▶ [What to do]
Transcribe the full listing exactly, and drop every picture.
begin Provided records
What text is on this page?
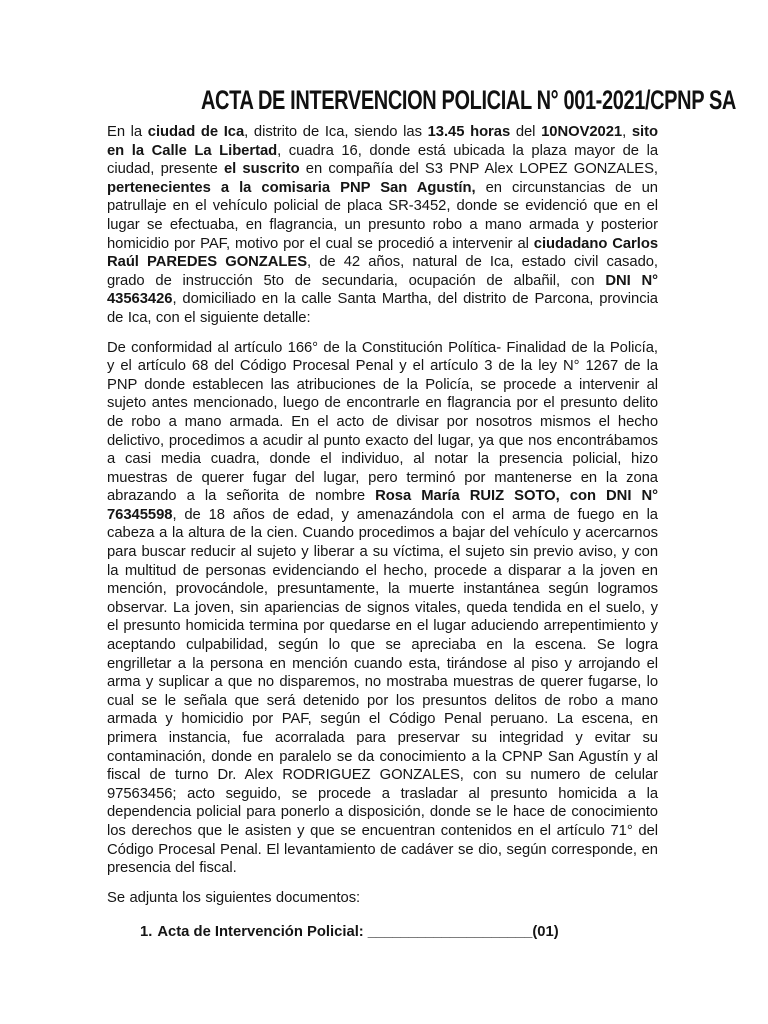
ACTA DE INTERVENCION POLICIAL N° 001-2021/CPNP SA

En la ciudad de Ica, distrito de Ica, siendo las 13.45 horas del 10NOV2021, sito en la Calle La Libertad, cuadra 16, donde está ubicada la plaza mayor de la ciudad, presente el suscrito en compañía del S3 PNP Alex LOPEZ GONZALES, pertenecientes a la comisaria PNP San Agustín, en circunstancias de un patrullaje en el vehículo policial de placa SR-3452, donde se evidenció que en el lugar se efectuaba, en flagrancia, un presunto robo a mano armada y posterior homicidio por PAF, motivo por el cual se procedió a intervenir al ciudadano Carlos Raúl PAREDES GONZALES, de 42 años, natural de Ica, estado civil casado, grado de instrucción 5to de secundaria, ocupación de albañil, con DNI N° 43563426, domiciliado en la calle Santa Martha, del distrito de Parcona, provincia de Ica, con el siguiente detalle:

De conformidad al artículo 166° de la Constitución Política- Finalidad de la Policía, y el artículo 68 del Código Procesal Penal y el artículo 3 de la ley N° 1267 de la PNP donde establecen las atribuciones de la Policía, se procede a intervenir al sujeto antes mencionado, luego de encontrarle en flagrancia por el presunto delito de robo a mano armada. En el acto de divisar por nosotros mismos el hecho delictivo, procedimos a acudir al punto exacto del lugar, ya que nos encontrábamos a casi media cuadra, donde el individuo, al notar la presencia policial, hizo muestras de querer fugar del lugar, pero terminó por mantenerse en la zona abrazando a la señorita de nombre Rosa María RUIZ SOTO, con DNI N° 76345598, de 18 años de edad, y amenazándola con el arma de fuego en la cabeza a la altura de la cien. Cuando procedimos a bajar del vehículo y acercarnos para buscar reducir al sujeto y liberar a su víctima, el sujeto sin previo aviso, y con la multitud de personas evidenciando el hecho, procede a disparar a la joven en mención, provocándole, presuntamente, la muerte instantánea según logramos observar. La joven, sin apariencias de signos vitales, queda tendida en el suelo, y el presunto homicida termina por quedarse en el lugar aduciendo arrepentimiento y aceptando culpabilidad, según lo que se apreciaba en la escena. Se logra engrilletar a la persona en mención cuando esta, tirándose al piso y arrojando el arma y suplicar a que no disparemos, no mostraba muestras de querer fugarse, lo cual se le señala que será detenido por los presuntos delitos de robo a mano armada y homicidio por PAF, según el Código Penal peruano. La escena, en primera instancia, fue acorralada para preservar su integridad y evitar su contaminación, donde en paralelo se da conocimiento a la CPNP San Agustín y al fiscal de turno Dr. Alex RODRIGUEZ GONZALES, con su numero de celular 97563456; acto seguido, se procede a trasladar al presunto homicida a la dependencia policial para ponerlo a disposición, donde se le hace de conocimiento los derechos que le asisten y que se encuentran contenidos en el artículo 71° del Código Procesal Penal. El levantamiento de cadáver se dio, según corresponde, en presencia del fiscal.

Se adjunta los siguientes documentos:

1. Acta de Intervención Policial: ____________________(01)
end Provided records
▶ [Task result]
What text is on this page?
ACTA DE INTERVENCION POLICIAL N° 001-2021/CPNP SA

En la ciudad de Ica, distrito de Ica, siendo las 13.45 horas del 10NOV2021, sito en la Calle La Libertad, cuadra 16, donde está ubicada la plaza mayor de la ciudad, presente el suscrito en compañía del S3 PNP Alex LOPEZ GONZALES, pertenecientes a la comisaria PNP San Agustín, en circunstancias de un patrullaje en el vehículo policial de placa SR-3452, donde se evidenció que en el lugar se efectuaba, en flagrancia, un presunto robo a mano armada y posterior homicidio por PAF, motivo por el cual se procedió a intervenir al ciudadano Carlos Raúl PAREDES GONZALES, de 42 años, natural de Ica, estado civil casado, grado de instrucción 5to de secundaria, ocupación de albañil, con DNI N° 43563426, domiciliado en la calle Santa Martha, del distrito de Parcona, provincia de Ica, con el siguiente detalle:

De conformidad al artículo 166° de la Constitución Política- Finalidad de la Policía, y el artículo 68 del Código Procesal Penal y el artículo 3 de la ley N° 1267 de la PNP donde establecen las atribuciones de la Policía, se procede a intervenir al sujeto antes mencionado, luego de encontrarle en flagrancia por el presunto delito de robo a mano armada. En el acto de divisar por nosotros mismos el hecho delictivo, procedimos a acudir al punto exacto del lugar, ya que nos encontrábamos a casi media cuadra, donde el individuo, al notar la presencia policial, hizo muestras de querer fugar del lugar, pero terminó por mantenerse en la zona abrazando a la señorita de nombre Rosa María RUIZ SOTO, con DNI N° 76345598, de 18 años de edad, y amenazándola con el arma de fuego en la cabeza a la altura de la cien. Cuando procedimos a bajar del vehículo y acercarnos para buscar reducir al sujeto y liberar a su víctima, el sujeto sin previo aviso, y con la multitud de personas evidenciando el hecho, procede a disparar a la joven en mención, provocándole, presuntamente, la muerte instantánea según logramos observar. La joven, sin apariencias de signos vitales, queda tendida en el suelo, y el presunto homicida termina por quedarse en el lugar aduciendo arrepentimiento y aceptando culpabilidad, según lo que se apreciaba en la escena. Se logra engrilletar a la persona en mención cuando esta, tirándose al piso y arrojando el arma y suplicar a que no disparemos, no mostraba muestras de querer fugarse, lo cual se le señala que será detenido por los presuntos delitos de robo a mano armada y homicidio por PAF, según el Código Penal peruano. La escena, en primera instancia, fue acorralada para preservar su integridad y evitar su contaminación, donde en paralelo se da conocimiento a la CPNP San Agustín y al fiscal de turno Dr. Alex RODRIGUEZ GONZALES, con su numero de celular 97563456; acto seguido, se procede a trasladar al presunto homicida a la dependencia policial para ponerlo a disposición, donde se le hace de conocimiento los derechos que le asisten y que se encuentran contenidos en el artículo 71° del Código Procesal Penal. El levantamiento de cadáver se dio, según corresponde, en presencia del fiscal.

Se adjunta los siguientes documentos:

1. Acta de Intervención Policial: ____________________(01)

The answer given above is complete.